SOURCE PASSAGE.
I stared at the window, wondering what to do. I listened to my husband moving around upstairs, monitoring the water cascading down from the house above us. I could smell the damp earth pressing against the side of the house. I could see torch light on my street as we checked banks and retaining walls.

Like many people last night, not just in Te Whanganui a Tara, I lay awake and hoped the bank behind us wouldn't fall down and hoped our house wouldn't flood.

Today, my car - an electric hybrid - is flooded out and I can't drive it. I can't make it to my doctor's appointment, I've had to get someone else to pick up my son from school, a friend is picking up my eldest son. My husband is at our local primary school with a volunteer crew and sandbags; the stream has burst its banks.

And we're the lucky ones. I saw four fire trucks on the road to my son's school. The traffic lights were out, slips covered the road, and I could hear sirens echoing through the city. I saw two homes flooded up to the windows.

I don't want to adapt to this.

I'm sick of hearing that every flood or storm is a "1 in 100 year event" as we're hit again and again.

I don't want to fear the sound of rain. And I don't want my children to fear the sound of rain. I don't want to see more deaths from slips and more livelihoods destroyed (all of the businesses near our home were flooded last night). I don't want people to escape their homes with only the clothes on their back.

What we're facing is a result of political choices.

We are so overwhelmed by the cost-of-living crisis and the genocides and wars breaking out around the world that this government's inaction on climate change is not registering.

Their rhetoric is that we must adapt to climate change. That these weather bombs are inevitable and there's nothing that can ever be done. Adaptation is necessary, of course, but it's not sufficient and it won't stop what we're facing.

A graphic describing the number of States of Emergency declared by regions in New Zealand. 2026 has far more than any other year.

This coalition believes only in making ordinary people absorb the endless shocks of climate change instead of doing anything toward mitigating those shocks.

In February, as Aotearoa faced weather bombs, Climate Denier Shane Jones shut down our country's involvement in a global plan to move us away from fossil fuels. Australia, the UK, the European Union and a group of Pacific nations were among 80 countries pushing for a 'road map' to be included in the formal negotiations at COP30.  Aotearoa's negotiating team was considering signing the declaration.

Jones squashed it.

RECORDED INFORMATION.
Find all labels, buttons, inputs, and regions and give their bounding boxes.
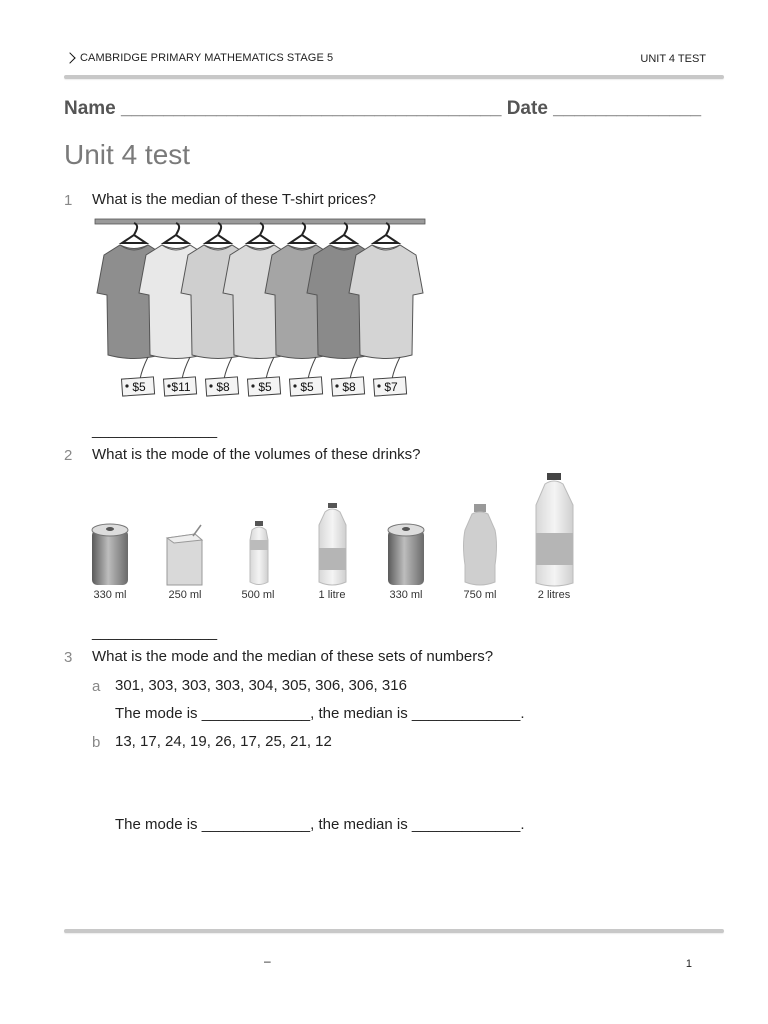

DIRECTIONS FOR THIS TASK.
Answer these from the flooding account, one line each:
(a) What kind of car does the writer own?
(b) How many fire trucks did the writer see on the road to the son's school?
(c) How many countries were pushing for a "road map" to be included in the formal negotiations at COP30?

EXERCISE ANSWER.
(a) An electric hybrid.
(b) Four.
(c) 80.